**Given information:**
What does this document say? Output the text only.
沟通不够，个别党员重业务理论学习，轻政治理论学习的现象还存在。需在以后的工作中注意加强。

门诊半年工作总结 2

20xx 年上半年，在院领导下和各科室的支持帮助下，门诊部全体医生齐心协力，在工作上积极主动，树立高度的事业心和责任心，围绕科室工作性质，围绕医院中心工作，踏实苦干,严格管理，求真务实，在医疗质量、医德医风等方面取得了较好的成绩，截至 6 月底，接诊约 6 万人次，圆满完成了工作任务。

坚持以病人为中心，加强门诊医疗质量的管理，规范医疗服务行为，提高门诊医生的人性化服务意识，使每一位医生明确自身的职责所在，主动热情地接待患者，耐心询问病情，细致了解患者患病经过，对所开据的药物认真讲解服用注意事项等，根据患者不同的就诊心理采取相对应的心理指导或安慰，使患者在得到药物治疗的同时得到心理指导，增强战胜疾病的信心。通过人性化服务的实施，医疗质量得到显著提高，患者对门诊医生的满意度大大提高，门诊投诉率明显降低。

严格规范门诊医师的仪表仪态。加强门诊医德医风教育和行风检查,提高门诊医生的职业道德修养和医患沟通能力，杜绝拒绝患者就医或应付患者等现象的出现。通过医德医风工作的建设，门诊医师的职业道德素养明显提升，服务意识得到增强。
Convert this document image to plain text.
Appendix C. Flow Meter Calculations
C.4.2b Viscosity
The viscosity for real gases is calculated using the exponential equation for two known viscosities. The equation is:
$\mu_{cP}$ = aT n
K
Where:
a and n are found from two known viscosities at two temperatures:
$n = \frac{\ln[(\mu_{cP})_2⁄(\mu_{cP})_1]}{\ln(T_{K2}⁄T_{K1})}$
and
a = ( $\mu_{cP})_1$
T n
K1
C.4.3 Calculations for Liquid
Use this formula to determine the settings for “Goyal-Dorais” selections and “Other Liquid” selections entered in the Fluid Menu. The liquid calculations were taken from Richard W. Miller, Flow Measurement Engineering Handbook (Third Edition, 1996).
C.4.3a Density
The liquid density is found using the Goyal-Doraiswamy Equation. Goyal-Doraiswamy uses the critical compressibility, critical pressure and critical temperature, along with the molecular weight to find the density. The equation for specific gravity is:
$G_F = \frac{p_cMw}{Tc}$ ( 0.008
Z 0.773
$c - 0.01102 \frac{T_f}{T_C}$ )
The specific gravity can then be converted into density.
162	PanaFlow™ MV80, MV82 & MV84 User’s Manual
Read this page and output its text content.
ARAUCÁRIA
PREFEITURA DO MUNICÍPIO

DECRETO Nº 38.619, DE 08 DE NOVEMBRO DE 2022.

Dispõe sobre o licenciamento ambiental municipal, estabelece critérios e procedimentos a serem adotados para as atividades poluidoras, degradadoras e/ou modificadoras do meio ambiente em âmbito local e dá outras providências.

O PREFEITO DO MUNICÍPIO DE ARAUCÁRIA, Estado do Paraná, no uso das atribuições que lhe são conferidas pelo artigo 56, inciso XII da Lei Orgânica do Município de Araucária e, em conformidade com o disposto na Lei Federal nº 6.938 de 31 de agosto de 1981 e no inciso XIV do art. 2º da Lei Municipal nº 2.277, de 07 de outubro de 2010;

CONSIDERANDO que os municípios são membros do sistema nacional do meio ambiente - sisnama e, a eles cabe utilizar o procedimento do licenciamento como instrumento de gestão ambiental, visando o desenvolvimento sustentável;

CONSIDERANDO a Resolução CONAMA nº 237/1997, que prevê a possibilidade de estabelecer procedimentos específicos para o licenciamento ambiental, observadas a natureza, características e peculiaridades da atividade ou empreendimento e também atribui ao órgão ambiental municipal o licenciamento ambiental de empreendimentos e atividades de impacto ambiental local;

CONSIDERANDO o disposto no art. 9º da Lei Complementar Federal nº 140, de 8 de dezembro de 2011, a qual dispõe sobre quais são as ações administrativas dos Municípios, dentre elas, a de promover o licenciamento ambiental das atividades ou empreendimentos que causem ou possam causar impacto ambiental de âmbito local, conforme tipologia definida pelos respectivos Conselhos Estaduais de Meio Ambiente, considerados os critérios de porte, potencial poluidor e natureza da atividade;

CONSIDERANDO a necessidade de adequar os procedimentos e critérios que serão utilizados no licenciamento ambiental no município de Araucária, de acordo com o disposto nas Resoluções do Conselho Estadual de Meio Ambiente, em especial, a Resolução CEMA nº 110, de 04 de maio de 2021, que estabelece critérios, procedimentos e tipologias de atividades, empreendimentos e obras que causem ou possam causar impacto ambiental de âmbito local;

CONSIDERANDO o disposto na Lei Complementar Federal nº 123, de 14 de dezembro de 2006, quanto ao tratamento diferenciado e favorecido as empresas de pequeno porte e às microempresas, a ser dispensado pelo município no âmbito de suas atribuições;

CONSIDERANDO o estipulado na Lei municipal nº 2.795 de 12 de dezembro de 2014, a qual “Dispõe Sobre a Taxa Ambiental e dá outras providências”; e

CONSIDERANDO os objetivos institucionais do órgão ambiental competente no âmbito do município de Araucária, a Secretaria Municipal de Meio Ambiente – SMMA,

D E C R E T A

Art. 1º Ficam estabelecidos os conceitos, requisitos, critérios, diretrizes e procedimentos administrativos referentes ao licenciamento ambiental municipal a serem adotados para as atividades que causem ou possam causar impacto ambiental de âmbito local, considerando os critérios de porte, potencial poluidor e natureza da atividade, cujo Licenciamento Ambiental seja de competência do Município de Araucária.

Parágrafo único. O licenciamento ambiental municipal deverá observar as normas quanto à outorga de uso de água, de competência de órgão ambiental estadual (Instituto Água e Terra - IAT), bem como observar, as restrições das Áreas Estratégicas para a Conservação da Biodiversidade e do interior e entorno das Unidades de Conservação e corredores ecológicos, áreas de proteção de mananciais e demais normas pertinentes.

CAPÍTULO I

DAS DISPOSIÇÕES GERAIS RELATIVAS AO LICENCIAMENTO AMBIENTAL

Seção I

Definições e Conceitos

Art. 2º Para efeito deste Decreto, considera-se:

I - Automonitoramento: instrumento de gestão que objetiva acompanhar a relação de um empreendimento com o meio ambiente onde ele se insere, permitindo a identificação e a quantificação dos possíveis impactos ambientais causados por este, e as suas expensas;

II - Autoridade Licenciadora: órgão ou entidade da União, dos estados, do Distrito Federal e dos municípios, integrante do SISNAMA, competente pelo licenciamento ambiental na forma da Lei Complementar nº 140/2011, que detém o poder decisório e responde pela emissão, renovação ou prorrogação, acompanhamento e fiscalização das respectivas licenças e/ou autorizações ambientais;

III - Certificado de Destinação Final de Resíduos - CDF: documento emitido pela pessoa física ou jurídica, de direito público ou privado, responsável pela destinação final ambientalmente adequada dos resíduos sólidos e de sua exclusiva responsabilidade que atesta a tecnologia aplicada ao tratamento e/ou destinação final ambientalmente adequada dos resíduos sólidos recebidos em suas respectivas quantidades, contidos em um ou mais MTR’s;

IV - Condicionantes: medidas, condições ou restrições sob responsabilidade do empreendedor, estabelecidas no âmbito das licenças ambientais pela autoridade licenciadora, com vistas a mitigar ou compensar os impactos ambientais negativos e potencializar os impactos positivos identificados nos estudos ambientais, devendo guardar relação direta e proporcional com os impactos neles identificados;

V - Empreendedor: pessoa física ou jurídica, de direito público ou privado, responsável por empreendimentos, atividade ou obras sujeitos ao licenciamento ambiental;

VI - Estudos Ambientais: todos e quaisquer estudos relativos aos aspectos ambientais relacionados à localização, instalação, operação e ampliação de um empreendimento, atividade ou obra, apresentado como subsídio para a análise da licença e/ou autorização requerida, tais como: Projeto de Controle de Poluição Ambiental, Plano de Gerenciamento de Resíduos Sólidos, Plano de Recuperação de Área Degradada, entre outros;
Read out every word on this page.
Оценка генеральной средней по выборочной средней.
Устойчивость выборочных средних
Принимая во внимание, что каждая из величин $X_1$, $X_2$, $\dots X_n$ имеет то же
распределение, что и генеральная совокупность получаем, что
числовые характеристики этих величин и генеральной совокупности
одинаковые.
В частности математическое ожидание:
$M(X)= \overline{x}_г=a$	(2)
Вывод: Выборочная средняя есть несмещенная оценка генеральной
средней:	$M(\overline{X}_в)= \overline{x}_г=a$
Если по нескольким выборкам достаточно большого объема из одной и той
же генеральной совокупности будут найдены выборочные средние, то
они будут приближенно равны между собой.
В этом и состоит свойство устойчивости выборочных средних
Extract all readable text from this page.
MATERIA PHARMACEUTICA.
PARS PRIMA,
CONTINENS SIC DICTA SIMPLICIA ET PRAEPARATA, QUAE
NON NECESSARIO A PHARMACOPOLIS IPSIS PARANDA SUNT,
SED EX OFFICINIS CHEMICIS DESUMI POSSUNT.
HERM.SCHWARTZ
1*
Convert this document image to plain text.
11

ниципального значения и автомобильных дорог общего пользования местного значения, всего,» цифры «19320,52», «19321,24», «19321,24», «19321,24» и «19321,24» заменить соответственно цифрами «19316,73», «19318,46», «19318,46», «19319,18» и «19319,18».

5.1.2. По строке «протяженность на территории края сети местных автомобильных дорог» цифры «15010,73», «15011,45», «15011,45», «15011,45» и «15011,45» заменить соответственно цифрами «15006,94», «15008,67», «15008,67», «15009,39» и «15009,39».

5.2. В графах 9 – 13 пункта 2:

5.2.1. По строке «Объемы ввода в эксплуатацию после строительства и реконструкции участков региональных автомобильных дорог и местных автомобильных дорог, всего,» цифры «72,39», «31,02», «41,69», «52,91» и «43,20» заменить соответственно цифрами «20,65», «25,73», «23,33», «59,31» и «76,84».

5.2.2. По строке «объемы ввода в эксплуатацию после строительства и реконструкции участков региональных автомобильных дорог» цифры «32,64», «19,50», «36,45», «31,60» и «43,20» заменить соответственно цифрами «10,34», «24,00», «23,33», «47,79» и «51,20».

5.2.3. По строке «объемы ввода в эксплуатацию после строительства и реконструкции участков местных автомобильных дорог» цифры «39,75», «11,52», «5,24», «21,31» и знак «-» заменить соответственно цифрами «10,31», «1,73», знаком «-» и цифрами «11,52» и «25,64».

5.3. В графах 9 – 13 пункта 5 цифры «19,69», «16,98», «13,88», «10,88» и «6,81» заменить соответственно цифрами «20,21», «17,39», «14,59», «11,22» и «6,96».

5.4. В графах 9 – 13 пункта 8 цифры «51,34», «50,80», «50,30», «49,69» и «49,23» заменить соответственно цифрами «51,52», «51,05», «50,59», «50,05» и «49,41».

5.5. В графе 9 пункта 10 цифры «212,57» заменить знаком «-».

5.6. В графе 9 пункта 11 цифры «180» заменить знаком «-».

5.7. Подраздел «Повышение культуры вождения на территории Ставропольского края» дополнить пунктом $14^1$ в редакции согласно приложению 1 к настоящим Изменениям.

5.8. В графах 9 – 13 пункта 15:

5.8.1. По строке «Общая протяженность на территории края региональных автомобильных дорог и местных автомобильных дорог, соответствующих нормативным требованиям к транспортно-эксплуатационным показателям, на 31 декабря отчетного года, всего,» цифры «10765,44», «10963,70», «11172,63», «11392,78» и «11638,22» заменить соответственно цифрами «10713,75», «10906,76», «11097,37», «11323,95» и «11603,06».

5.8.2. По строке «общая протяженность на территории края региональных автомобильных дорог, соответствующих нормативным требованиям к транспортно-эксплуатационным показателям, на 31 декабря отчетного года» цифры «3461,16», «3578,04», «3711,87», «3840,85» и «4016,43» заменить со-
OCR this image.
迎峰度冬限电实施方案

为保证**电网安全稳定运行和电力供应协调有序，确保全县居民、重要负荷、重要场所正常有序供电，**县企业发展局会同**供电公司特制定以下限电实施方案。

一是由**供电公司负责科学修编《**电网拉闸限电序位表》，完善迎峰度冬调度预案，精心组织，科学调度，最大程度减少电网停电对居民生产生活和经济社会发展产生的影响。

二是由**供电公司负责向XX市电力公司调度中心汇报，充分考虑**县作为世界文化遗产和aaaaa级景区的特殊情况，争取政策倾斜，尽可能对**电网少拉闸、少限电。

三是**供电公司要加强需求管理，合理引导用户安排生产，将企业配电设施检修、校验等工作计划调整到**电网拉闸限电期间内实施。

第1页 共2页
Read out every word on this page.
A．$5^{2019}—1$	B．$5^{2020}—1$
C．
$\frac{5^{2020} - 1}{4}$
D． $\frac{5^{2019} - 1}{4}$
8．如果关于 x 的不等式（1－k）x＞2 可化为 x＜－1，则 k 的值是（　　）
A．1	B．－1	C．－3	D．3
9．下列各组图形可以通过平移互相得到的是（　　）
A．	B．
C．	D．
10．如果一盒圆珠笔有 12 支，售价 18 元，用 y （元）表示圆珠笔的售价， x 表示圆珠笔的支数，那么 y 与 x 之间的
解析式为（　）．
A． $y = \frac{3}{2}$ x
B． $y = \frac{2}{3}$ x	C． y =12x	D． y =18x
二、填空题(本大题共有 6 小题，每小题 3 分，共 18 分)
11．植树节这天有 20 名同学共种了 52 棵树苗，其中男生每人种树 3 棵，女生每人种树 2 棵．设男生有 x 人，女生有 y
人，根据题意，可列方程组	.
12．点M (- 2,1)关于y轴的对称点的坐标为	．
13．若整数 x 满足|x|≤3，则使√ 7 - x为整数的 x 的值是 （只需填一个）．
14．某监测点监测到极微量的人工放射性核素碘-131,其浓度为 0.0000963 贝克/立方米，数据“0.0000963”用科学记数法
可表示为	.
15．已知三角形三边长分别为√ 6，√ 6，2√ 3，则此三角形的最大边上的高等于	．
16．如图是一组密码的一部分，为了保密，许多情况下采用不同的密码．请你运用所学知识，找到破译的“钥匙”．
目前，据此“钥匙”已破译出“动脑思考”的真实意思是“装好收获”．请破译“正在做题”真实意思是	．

**Your instructions:** What is the number of lines in the records that contain "serem"? Give that number only.

**Exercise output:** 2